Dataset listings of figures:
--
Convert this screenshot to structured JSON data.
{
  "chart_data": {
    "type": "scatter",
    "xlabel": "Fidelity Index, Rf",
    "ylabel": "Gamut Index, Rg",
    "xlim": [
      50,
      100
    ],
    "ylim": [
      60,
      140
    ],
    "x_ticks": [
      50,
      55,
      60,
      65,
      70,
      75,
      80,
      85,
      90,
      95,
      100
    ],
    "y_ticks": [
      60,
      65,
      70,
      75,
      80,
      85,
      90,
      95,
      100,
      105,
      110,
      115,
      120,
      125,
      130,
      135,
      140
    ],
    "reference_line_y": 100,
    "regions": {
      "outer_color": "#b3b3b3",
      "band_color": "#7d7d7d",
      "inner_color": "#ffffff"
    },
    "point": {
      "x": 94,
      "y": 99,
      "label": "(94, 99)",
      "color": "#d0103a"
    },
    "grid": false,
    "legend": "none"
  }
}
--
**Problem statement:** Take the entries above and transcribe them in full.

**Completed exercise:**
Convert this screenshot to structured JSON data.
{
  "chart_data": {
    "type": "scatter",
    "xlabel": "Fidelity Index, Rf",
    "ylabel": "Gamut Index, Rg",
    "xlim": [
      50,
      100
    ],
    "ylim": [
      60,
      140
    ],
    "x_ticks": [
      50,
      55,
      60,
      65,
      70,
      75,
      80,
      85,
      90,
      95,
      100
    ],
    "y_ticks": [
      60,
      65,
      70,
      75,
      80,
      85,
      90,
      95,
      100,
      105,
      110,
      115,
      120,
      125,
      130,
      135,
      140
    ],
    "reference_line_y": 100,
    "regions": {
      "outer_color": "#b3b3b3",
      "band_color": "#7d7d7d",
      "inner_color": "#ffffff"
    },
    "point": {
      "x": 94,
      "y": 99,
      "label": "(94, 99)",
      "color": "#d0103a"
    },
    "grid": false,
    "legend": "none"
  }
}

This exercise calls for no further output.